Task to complete ::
Will you write out the data exactly, excluding every picture?

** Begin **

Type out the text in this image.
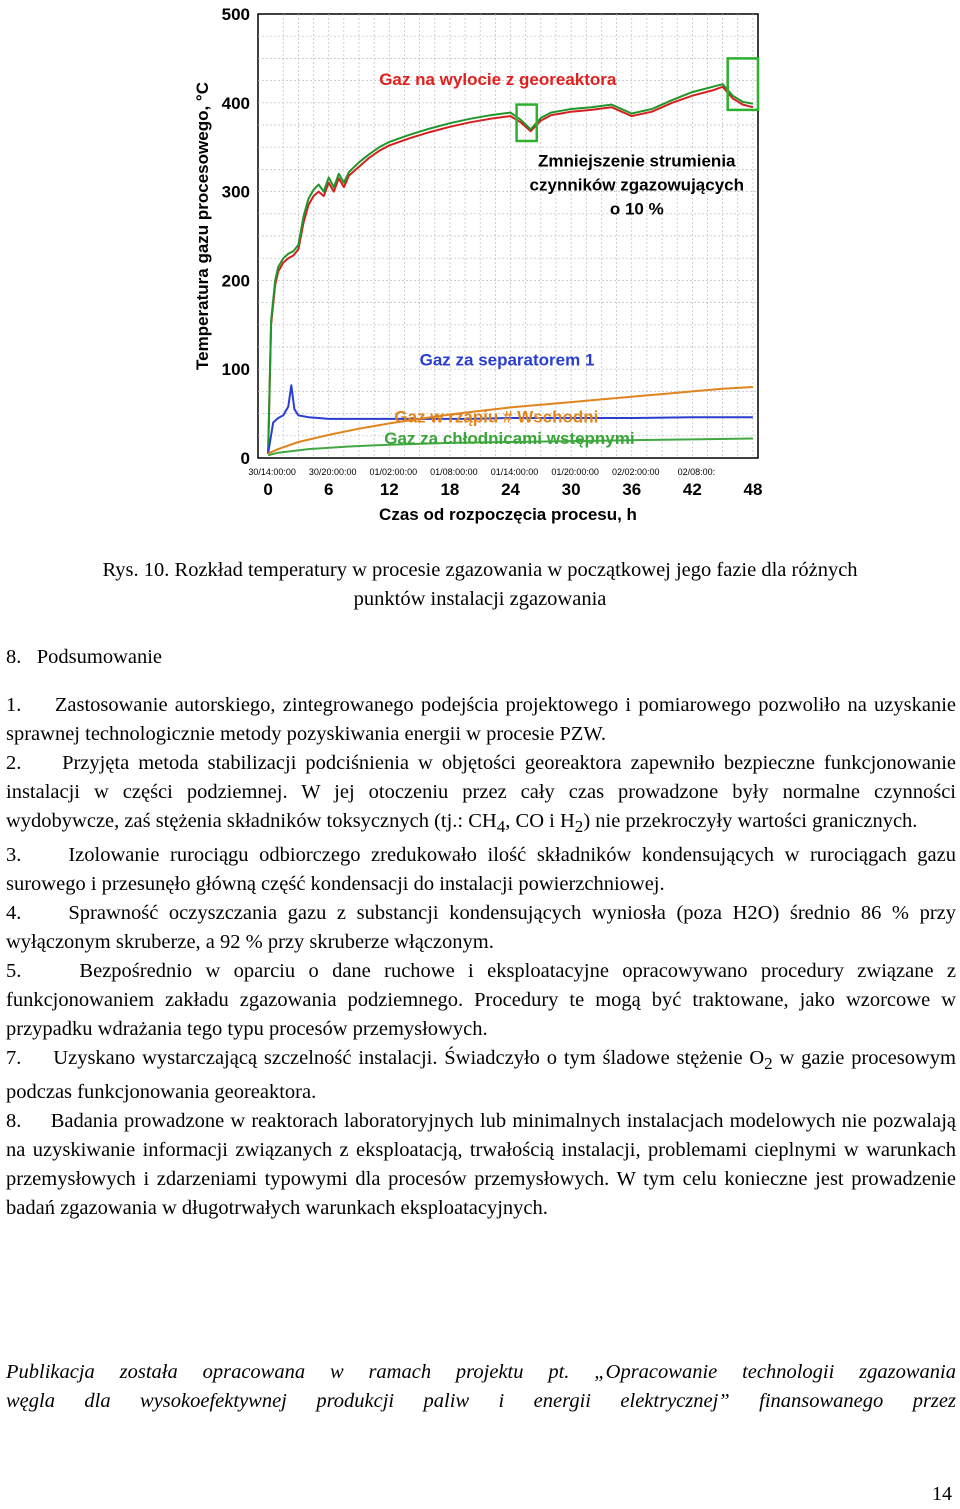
0
100
200
300
400
500
30/14:00:00 30/20:00:00 01/02:00:00 01/08:00:00 01/14:00:00 01/20:00:00 02/02:00:00 02/08:00:
0	6	12 18 24 30 36 42 48
Czas od rozpoczęcia procesu, h
Temperatura gazu procesowego, °C
Gaz na wylocie z georeaktora
Gaz za separatorem 1
Gaz w rząpiu # Wschodni
Gaz za chłodnicami wstępnymi
Zmniejszenie strumienia
czynników zgazowujących
o 10 %
Rys. 10. Rozkład temperatury w procesie zgazowania w początkowej jego fazie dla różnych
punktów instalacji zgazowania
8. Podsumowanie

1. Zastosowanie autorskiego, zintegrowanego podejścia projektowego i pomiarowego pozwoliło na uzyskanie sprawnej technologicznie metody pozyskiwania energii w procesie PZW.

2. Przyjęta metoda stabilizacji podciśnienia w objętości georeaktora zapewniło bezpieczne funkcjonowanie instalacji w części podziemnej. W jej otoczeniu przez cały czas prowadzone były normalne czynności wydobywcze, zaś stężenia składników toksycznych (tj.: $CH_4$, CO i $H_2$) nie przekroczyły wartości granicznych.

3. Izolowanie rurociągu odbiorczego zredukowało ilość składników kondensujących w rurociągach gazu surowego i przesunęło główną część kondensacji do instalacji powierzchniowej.

4. Sprawność oczyszczania gazu z substancji kondensujących wyniosła (poza H2O) średnio 86 % przy wyłączonym skruberze, a 92 % przy skruberze włączonym.

5.	Bezpośrednio w oparciu o dane ruchowe i eksploatacyjne opracowywano procedury związane z funkcjonowaniem zakładu zgazowania podziemnego. Procedury te mogą być traktowane, jako wzorcowe w przypadku wdrażania tego typu procesów przemysłowych.

7. Uzyskano wystarczającą szczelność instalacji. Świadczyło o tym śladowe stężenie $O_2$ w gazie procesowym podczas funkcjonowania georeaktora.

8. Badania prowadzone w reaktorach laboratoryjnych lub minimalnych instalacjach modelowych nie pozwalają na uzyskiwanie informacji związanych z eksploatacją, trwałością instalacji, problemami cieplnymi w warunkach przemysłowych i zdarzeniami typowymi dla procesów przemysłowych. W tym celu konieczne jest prowadzenie badań zgazowania w długotrwałych warunkach eksploatacyjnych.

Publikacja została opracowana w ramach projektu pt. „Opracowanie technologii zgazowania
węgla dla wysokoefektywnej produkcji paliw i energii elektrycznej” finansowanego przez
14
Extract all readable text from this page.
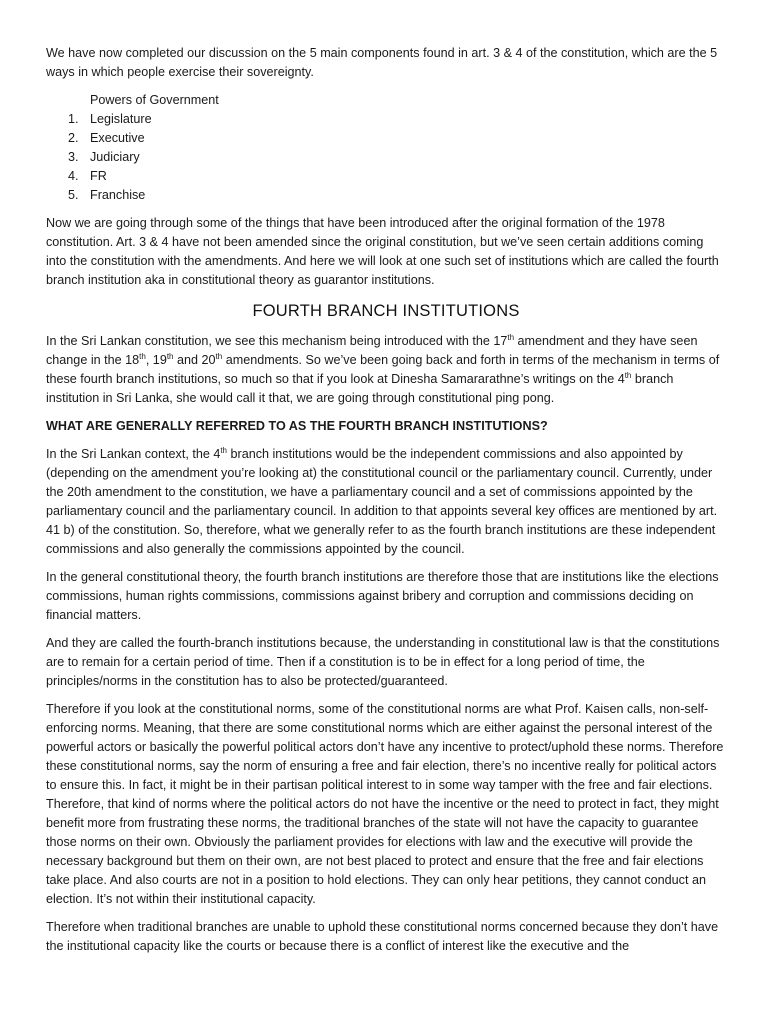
We have now completed our discussion on the 5 main components found in art. 3 & 4 of the constitution, which are the 5 ways in which people exercise their sovereignty.

Powers of Government
1. Legislature
2. Executive
3. Judiciary
4. FR
5. Franchise

Now we are going through some of the things that have been introduced after the original formation of the 1978 constitution. Art. 3 & 4 have not been amended since the original constitution, but we’ve seen certain additions coming into the constitution with the amendments. And here we will look at one such set of institutions which are called the fourth branch institution aka in constitutional theory as guarantor institutions.

FOURTH BRANCH INSTITUTIONS

In the Sri Lankan constitution, we see this mechanism being introduced with the 17th amendment and they have seen change in the 18th, 19th and 20th amendments. So we’ve been going back and forth in terms of the mechanism in terms of these fourth branch institutions, so much so that if you look at Dinesha Samararathne’s writings on the 4th branch institution in Sri Lanka, she would call it that, we are going through constitutional ping pong.

WHAT ARE GENERALLY REFERRED TO AS THE FOURTH BRANCH INSTITUTIONS?

In the Sri Lankan context, the 4th branch institutions would be the independent commissions and also appointed by (depending on the amendment you’re looking at) the constitutional council or the parliamentary council. Currently, under the 20th amendment to the constitution, we have a parliamentary council and a set of commissions appointed by the parliamentary council and the parliamentary council. In addition to that appoints several key offices are mentioned by art. 41 b) of the constitution. So, therefore, what we generally refer to as the fourth branch institutions are these independent commissions and also generally the commissions appointed by the council.

In the general constitutional theory, the fourth branch institutions are therefore those that are institutions like the elections commissions, human rights commissions, commissions against bribery and corruption and commissions deciding on financial matters.

And they are called the fourth-branch institutions because, the understanding in constitutional law is that the constitutions are to remain for a certain period of time. Then if a constitution is to be in effect for a long period of time, the principles/norms in the constitution has to also be protected/guaranteed.

Therefore if you look at the constitutional norms, some of the constitutional norms are what Prof. Kaisen calls, non-self-enforcing norms. Meaning, that there are some constitutional norms which are either against the personal interest of the powerful actors or basically the powerful political actors don’t have any incentive to protect/uphold these norms. Therefore these constitutional norms, say the norm of ensuring a free and fair election, there’s no incentive really for political actors to ensure this. In fact, it might be in their partisan political interest to in some way tamper with the free and fair elections. Therefore, that kind of norms where the political actors do not have the incentive or the need to protect in fact, they might benefit more from frustrating these norms, the traditional branches of the state will not have the capacity to guarantee those norms on their own. Obviously the parliament provides for elections with law and the executive will provide the necessary background but them on their own, are not best placed to protect and ensure that the free and fair elections take place. And also courts are not in a position to hold elections. They can only hear petitions, they cannot conduct an election. It’s not within their institutional capacity.

Therefore when traditional branches are unable to uphold these constitutional norms concerned because they don’t have the institutional capacity like the courts or because there is a conflict of interest like the executive and the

** End **

Answer to the task ::
Type out the text in this image.
0
100
200
300
400
500
30/14:00:00 30/20:00:00 01/02:00:00 01/08:00:00 01/14:00:00 01/20:00:00 02/02:00:00 02/08:00:
0	6	12 18 24 30 36 42 48
Czas od rozpoczęcia procesu, h
Temperatura gazu procesowego, °C
Gaz na wylocie z georeaktora
Gaz za separatorem 1
Gaz w rząpiu # Wschodni
Gaz za chłodnicami wstępnymi
Zmniejszenie strumienia
czynników zgazowujących
o 10 %
Rys. 10. Rozkład temperatury w procesie zgazowania w początkowej jego fazie dla różnych
punktów instalacji zgazowania
8. Podsumowanie

1. Zastosowanie autorskiego, zintegrowanego podejścia projektowego i pomiarowego pozwoliło na uzyskanie sprawnej technologicznie metody pozyskiwania energii w procesie PZW.

2. Przyjęta metoda stabilizacji podciśnienia w objętości georeaktora zapewniło bezpieczne funkcjonowanie instalacji w części podziemnej. W jej otoczeniu przez cały czas prowadzone były normalne czynności wydobywcze, zaś stężenia składników toksycznych (tj.: $CH_4$, CO i $H_2$) nie przekroczyły wartości granicznych.

3. Izolowanie rurociągu odbiorczego zredukowało ilość składników kondensujących w rurociągach gazu surowego i przesunęło główną część kondensacji do instalacji powierzchniowej.

4. Sprawność oczyszczania gazu z substancji kondensujących wyniosła (poza H2O) średnio 86 % przy wyłączonym skruberze, a 92 % przy skruberze włączonym.

5.	Bezpośrednio w oparciu o dane ruchowe i eksploatacyjne opracowywano procedury związane z funkcjonowaniem zakładu zgazowania podziemnego. Procedury te mogą być traktowane, jako wzorcowe w przypadku wdrażania tego typu procesów przemysłowych.

7. Uzyskano wystarczającą szczelność instalacji. Świadczyło o tym śladowe stężenie $O_2$ w gazie procesowym podczas funkcjonowania georeaktora.

8. Badania prowadzone w reaktorach laboratoryjnych lub minimalnych instalacjach modelowych nie pozwalają na uzyskiwanie informacji związanych z eksploatacją, trwałością instalacji, problemami cieplnymi w warunkach przemysłowych i zdarzeniami typowymi dla procesów przemysłowych. W tym celu konieczne jest prowadzenie badań zgazowania w długotrwałych warunkach eksploatacyjnych.

Publikacja została opracowana w ramach projektu pt. „Opracowanie technologii zgazowania
węgla dla wysokoefektywnej produkcji paliw i energii elektrycznej” finansowanego przez
14
Extract all readable text from this page.
We have now completed our discussion on the 5 main components found in art. 3 & 4 of the constitution, which are the 5 ways in which people exercise their sovereignty.

Powers of Government
1. Legislature
2. Executive
3. Judiciary
4. FR
5. Franchise

Now we are going through some of the things that have been introduced after the original formation of the 1978 constitution. Art. 3 & 4 have not been amended since the original constitution, but we’ve seen certain additions coming into the constitution with the amendments. And here we will look at one such set of institutions which are called the fourth branch institution aka in constitutional theory as guarantor institutions.

FOURTH BRANCH INSTITUTIONS

In the Sri Lankan constitution, we see this mechanism being introduced with the 17th amendment and they have seen change in the 18th, 19th and 20th amendments. So we’ve been going back and forth in terms of the mechanism in terms of these fourth branch institutions, so much so that if you look at Dinesha Samararathne’s writings on the 4th branch institution in Sri Lanka, she would call it that, we are going through constitutional ping pong.

WHAT ARE GENERALLY REFERRED TO AS THE FOURTH BRANCH INSTITUTIONS?

In the Sri Lankan context, the 4th branch institutions would be the independent commissions and also appointed by (depending on the amendment you’re looking at) the constitutional council or the parliamentary council. Currently, under the 20th amendment to the constitution, we have a parliamentary council and a set of commissions appointed by the parliamentary council and the parliamentary council. In addition to that appoints several key offices are mentioned by art. 41 b) of the constitution. So, therefore, what we generally refer to as the fourth branch institutions are these independent commissions and also generally the commissions appointed by the council.

In the general constitutional theory, the fourth branch institutions are therefore those that are institutions like the elections commissions, human rights commissions, commissions against bribery and corruption and commissions deciding on financial matters.

And they are called the fourth-branch institutions because, the understanding in constitutional law is that the constitutions are to remain for a certain period of time. Then if a constitution is to be in effect for a long period of time, the principles/norms in the constitution has to also be protected/guaranteed.

Therefore if you look at the constitutional norms, some of the constitutional norms are what Prof. Kaisen calls, non-self-enforcing norms. Meaning, that there are some constitutional norms which are either against the personal interest of the powerful actors or basically the powerful political actors don’t have any incentive to protect/uphold these norms. Therefore these constitutional norms, say the norm of ensuring a free and fair election, there’s no incentive really for political actors to ensure this. In fact, it might be in their partisan political interest to in some way tamper with the free and fair elections. Therefore, that kind of norms where the political actors do not have the incentive or the need to protect in fact, they might benefit more from frustrating these norms, the traditional branches of the state will not have the capacity to guarantee those norms on their own. Obviously the parliament provides for elections with law and the executive will provide the necessary background but them on their own, are not best placed to protect and ensure that the free and fair elections take place. And also courts are not in a position to hold elections. They can only hear petitions, they cannot conduct an election. It’s not within their institutional capacity.

Therefore when traditional branches are unable to uphold these constitutional norms concerned because they don’t have the institutional capacity like the courts or because there is a conflict of interest like the executive and the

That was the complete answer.